> TEXT SHOWN
Christopherson v. Reeves
Decision Date | 27 October 1921 |
Docket Number | 4981. |
Parties | CHRISTOPHERSON v. REEVES, State Auditor (STATE, Intervener). |
Court | South Dakota Supreme Court |
Petition for writ of mandamus by A. Christopherson against Jay Reeves as Auditor of the State of South Dakota, in which the State of South Dakota intervened. Petition granted.
An order having been made by the Supreme Court of the state of South Dakota finding that the regular judges thereof and all of the circuit judges in and for the several circuits of the state of South Dakota were, by reason of their interest in a similar question disqualified to sit in this proceeding, and the court, pursuant to the provisions of article 5, § 7 Constitution of the state of South Dakota, and chapter 343 of the Laws of South Dakota for the year of 1919, having appointed from the attorneys of record of said court ROBERT C. HAYES, of Deadwood, T. H. NULL, of Huron, GEORGE RICE, of Flandreau, A. H. ORVIS, of Yankton, and LEWIS W. BICKNELL, of Webster, to act as judges of the Supreme Court in place of the disqualified judges, and said persons having qualified by filing the oath of office required by law, and organized as a court, ROBERT C. HAYES, presiding, they proceeded to hear and determine this cause as the Supreme Court of the state of South Dakota.
Danforth & Barron and Bailey & Voorhees, all of Sioux Falls, for petitioner.
Byron S. Payne, Atty. Gen., and E. D. Roberts, Asst. Atty. Gen for respondent, and for the State.
The petitioner asks a writ of mandamus, directed to the respondent Reeves as State Auditor, commanding and directing him forthwith to issue to petitioner a warrant for the sum of $200, being his expense allowance as a member of the Legislature of the state of South Dakota, under the provisions of chapter 279, Laws of South Dakota for 1921. The petition recited, in substance, that the petitioner was a duly elected and qualified member of the House of Representatives from the Tenth district of Minnehaha county, S. D., who was in regular attendance at the session of the Legislature of South Dakota beginning on the 4th of January, 1921, and adjourning on the 4th of March, 1921; that at said session of the Legislature there was passed an act known as chapter 279 of the Session Laws of South Dakota for 1921, which is set out in full, and which provides for the payment of $200 to each member of the Senate and House of Representatives of South Dakota:
"In consideration of the expense incidental to traveling to the state capital and the increased expense of living at a place other than his legal residence during the regular session of the Legislature," the sum above prescribed, "to cover the expenses of such members incident to their being away from home in the discharge of their duties," etc.

> RECORD SET
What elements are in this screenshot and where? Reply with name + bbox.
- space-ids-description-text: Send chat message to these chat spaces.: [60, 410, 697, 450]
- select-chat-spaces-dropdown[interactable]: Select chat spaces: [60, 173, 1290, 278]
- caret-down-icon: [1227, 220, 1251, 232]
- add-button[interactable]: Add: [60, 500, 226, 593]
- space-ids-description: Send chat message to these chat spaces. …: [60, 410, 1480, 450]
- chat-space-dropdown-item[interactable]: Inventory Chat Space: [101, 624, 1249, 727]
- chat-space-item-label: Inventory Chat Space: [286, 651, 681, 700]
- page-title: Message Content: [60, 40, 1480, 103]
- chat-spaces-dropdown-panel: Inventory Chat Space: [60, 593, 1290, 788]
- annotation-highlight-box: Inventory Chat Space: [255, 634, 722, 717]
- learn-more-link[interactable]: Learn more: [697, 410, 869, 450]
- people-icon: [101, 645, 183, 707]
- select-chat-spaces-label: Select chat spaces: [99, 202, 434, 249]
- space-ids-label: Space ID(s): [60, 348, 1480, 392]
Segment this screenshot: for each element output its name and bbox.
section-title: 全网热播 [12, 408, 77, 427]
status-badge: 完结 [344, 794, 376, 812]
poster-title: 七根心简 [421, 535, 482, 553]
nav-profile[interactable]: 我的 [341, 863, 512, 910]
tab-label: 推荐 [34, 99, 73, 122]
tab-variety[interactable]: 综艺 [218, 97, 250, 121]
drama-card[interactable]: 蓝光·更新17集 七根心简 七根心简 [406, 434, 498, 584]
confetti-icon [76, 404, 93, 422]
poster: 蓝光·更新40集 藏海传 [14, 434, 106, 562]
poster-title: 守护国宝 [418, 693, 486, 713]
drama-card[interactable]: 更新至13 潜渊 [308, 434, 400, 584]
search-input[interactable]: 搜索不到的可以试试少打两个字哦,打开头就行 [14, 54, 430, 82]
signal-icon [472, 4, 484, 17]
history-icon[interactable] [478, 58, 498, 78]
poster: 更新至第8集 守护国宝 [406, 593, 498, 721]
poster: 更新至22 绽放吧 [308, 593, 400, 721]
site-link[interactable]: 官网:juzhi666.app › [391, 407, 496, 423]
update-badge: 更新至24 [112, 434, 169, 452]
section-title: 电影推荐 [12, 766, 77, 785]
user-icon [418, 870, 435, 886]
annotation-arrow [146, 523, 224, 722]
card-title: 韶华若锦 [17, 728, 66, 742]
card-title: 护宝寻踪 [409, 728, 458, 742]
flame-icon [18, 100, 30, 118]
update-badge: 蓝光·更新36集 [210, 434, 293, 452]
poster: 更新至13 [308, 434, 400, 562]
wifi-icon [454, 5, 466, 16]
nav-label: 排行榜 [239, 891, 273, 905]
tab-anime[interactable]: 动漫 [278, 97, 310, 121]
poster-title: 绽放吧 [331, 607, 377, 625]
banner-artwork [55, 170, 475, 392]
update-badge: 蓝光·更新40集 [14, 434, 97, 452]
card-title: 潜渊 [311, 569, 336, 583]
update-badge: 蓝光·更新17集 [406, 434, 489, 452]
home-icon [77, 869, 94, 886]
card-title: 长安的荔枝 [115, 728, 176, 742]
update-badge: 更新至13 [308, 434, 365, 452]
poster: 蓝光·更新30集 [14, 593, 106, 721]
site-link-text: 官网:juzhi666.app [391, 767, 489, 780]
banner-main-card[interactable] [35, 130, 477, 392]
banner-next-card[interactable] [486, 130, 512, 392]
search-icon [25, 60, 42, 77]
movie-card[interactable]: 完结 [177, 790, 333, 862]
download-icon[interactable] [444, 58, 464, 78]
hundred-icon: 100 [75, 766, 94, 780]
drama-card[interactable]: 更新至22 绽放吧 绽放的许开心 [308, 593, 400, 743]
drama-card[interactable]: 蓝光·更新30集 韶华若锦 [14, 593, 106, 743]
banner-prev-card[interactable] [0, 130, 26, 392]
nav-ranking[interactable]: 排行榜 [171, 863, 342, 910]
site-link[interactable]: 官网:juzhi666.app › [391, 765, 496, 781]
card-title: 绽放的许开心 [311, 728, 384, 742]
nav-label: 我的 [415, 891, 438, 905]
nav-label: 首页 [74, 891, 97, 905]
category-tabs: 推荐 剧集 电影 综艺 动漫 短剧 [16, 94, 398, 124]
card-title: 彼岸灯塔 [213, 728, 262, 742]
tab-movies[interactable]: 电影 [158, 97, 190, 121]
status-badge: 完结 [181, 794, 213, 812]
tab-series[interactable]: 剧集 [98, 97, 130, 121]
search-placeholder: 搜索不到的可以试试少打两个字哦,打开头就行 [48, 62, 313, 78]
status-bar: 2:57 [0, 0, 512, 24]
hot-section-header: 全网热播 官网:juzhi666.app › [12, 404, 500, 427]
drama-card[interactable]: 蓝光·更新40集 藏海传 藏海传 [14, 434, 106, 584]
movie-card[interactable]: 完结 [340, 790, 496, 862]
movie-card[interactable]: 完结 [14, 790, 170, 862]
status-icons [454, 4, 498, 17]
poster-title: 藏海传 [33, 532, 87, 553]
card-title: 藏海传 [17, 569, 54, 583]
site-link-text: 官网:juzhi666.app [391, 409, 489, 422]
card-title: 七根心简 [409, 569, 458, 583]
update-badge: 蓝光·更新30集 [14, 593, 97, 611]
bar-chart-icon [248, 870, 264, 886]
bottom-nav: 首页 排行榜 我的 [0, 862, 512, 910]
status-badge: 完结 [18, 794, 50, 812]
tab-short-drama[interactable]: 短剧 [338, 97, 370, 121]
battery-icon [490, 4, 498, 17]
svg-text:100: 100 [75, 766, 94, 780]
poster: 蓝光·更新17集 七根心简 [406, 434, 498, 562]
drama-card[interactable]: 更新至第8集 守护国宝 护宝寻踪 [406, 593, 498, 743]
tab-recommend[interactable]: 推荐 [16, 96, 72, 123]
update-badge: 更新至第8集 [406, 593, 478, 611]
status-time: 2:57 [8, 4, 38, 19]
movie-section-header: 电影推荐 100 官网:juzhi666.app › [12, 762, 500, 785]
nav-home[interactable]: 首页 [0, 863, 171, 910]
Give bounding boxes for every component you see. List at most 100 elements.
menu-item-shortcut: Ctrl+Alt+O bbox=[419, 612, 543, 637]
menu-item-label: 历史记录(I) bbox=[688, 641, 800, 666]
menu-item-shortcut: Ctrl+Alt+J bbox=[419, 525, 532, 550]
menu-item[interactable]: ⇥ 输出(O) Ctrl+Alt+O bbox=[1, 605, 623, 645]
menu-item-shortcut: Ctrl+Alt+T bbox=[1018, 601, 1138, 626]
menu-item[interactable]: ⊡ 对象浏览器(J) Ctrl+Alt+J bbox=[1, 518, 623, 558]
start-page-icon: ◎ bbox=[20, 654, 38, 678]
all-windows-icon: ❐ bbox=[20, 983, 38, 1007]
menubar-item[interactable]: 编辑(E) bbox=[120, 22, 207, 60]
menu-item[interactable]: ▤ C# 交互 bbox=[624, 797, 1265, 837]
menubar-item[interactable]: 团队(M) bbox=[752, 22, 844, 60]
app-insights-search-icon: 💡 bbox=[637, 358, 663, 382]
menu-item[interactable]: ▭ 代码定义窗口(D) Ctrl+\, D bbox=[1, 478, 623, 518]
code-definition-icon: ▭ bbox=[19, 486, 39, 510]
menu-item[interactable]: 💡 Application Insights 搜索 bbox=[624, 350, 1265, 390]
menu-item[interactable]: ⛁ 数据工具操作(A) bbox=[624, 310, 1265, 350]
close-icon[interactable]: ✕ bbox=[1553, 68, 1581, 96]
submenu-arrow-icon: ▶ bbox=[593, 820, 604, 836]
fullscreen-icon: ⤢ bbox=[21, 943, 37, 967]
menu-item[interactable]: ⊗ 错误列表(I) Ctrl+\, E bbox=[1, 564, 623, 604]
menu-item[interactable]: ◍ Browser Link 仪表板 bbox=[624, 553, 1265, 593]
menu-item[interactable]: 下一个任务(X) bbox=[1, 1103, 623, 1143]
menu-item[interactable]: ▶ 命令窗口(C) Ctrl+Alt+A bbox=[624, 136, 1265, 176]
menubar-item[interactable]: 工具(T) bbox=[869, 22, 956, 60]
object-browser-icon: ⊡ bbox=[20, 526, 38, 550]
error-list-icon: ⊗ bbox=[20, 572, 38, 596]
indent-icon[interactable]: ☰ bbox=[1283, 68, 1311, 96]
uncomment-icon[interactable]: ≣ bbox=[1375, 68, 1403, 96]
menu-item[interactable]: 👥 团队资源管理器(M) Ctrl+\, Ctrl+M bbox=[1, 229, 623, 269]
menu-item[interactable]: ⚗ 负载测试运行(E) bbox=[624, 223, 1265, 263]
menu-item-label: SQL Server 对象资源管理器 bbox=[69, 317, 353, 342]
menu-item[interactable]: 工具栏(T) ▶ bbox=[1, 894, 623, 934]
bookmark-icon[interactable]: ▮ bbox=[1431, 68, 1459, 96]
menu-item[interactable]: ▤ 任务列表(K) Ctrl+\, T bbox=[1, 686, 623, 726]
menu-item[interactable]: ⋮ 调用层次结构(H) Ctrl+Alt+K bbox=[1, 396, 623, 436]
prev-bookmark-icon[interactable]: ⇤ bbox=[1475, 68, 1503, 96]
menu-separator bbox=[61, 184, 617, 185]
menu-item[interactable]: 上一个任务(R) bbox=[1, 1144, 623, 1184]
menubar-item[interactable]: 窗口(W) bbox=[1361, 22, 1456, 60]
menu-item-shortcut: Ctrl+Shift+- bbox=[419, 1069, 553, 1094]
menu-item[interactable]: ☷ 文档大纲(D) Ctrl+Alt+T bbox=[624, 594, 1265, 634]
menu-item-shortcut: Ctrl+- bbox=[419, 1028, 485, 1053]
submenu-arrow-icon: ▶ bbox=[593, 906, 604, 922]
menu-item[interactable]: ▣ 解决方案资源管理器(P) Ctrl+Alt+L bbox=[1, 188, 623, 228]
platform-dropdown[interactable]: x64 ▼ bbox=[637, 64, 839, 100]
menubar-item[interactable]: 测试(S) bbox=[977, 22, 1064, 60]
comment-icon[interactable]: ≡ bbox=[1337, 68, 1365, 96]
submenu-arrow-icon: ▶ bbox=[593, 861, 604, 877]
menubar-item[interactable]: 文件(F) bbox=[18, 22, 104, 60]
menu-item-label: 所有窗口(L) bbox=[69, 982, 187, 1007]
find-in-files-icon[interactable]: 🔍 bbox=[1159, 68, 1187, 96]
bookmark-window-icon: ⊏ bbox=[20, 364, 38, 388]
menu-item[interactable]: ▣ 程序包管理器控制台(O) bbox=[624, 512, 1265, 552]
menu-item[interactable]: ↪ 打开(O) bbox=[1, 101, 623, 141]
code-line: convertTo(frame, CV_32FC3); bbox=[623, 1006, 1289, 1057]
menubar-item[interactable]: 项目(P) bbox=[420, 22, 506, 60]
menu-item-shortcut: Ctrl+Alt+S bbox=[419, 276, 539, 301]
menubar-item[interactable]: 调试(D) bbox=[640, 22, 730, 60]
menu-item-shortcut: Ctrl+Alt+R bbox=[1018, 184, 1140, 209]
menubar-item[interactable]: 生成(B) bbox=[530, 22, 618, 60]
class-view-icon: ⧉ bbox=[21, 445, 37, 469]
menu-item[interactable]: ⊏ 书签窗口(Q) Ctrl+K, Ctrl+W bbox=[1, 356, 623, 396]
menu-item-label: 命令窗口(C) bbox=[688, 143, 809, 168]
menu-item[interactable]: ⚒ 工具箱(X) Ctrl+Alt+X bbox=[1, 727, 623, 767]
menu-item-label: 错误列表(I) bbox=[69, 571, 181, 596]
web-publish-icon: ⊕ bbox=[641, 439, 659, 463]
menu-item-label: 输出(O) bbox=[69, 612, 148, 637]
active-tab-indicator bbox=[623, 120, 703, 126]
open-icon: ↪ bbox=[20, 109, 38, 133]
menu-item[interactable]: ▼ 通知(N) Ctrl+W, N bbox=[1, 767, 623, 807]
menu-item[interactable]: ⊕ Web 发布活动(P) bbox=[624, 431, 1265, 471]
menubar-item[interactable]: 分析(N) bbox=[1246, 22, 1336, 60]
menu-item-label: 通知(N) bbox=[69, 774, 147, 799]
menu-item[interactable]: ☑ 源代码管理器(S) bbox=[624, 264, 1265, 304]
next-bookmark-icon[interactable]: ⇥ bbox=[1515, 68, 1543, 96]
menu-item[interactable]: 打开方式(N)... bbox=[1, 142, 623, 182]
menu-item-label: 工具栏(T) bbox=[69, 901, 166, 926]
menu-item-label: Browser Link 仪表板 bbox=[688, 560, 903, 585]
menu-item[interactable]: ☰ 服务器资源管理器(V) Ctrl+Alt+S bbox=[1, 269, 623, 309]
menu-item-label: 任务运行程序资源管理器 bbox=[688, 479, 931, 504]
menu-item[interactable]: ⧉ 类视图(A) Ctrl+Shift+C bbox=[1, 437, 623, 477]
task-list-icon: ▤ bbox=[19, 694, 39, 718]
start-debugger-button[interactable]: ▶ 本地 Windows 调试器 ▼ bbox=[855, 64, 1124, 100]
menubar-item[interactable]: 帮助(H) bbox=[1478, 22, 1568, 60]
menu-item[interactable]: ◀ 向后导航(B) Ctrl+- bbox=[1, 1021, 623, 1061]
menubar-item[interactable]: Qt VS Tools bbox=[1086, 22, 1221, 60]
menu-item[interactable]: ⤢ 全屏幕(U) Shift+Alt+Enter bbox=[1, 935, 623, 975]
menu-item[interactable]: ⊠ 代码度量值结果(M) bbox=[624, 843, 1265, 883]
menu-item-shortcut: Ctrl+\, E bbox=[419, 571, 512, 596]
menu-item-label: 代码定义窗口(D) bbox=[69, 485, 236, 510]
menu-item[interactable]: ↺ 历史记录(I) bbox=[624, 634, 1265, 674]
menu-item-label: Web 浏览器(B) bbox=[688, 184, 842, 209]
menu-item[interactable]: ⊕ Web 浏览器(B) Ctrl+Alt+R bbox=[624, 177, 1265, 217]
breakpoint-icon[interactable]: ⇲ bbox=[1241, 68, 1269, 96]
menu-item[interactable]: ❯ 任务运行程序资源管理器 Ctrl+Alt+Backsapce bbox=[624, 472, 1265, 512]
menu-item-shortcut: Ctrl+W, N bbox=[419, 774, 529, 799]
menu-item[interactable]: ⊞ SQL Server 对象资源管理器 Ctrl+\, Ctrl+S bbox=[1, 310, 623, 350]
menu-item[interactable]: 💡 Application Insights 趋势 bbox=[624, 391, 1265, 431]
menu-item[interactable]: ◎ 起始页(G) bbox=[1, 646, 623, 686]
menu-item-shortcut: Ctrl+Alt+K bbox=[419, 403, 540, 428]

> WORK INSTRUCTIONS
According to the Christopherson v. Reeves text, who presided over the court of appointed attorneys that heard the case?

> RESULT
Robert C. Hayes, of Deadwood.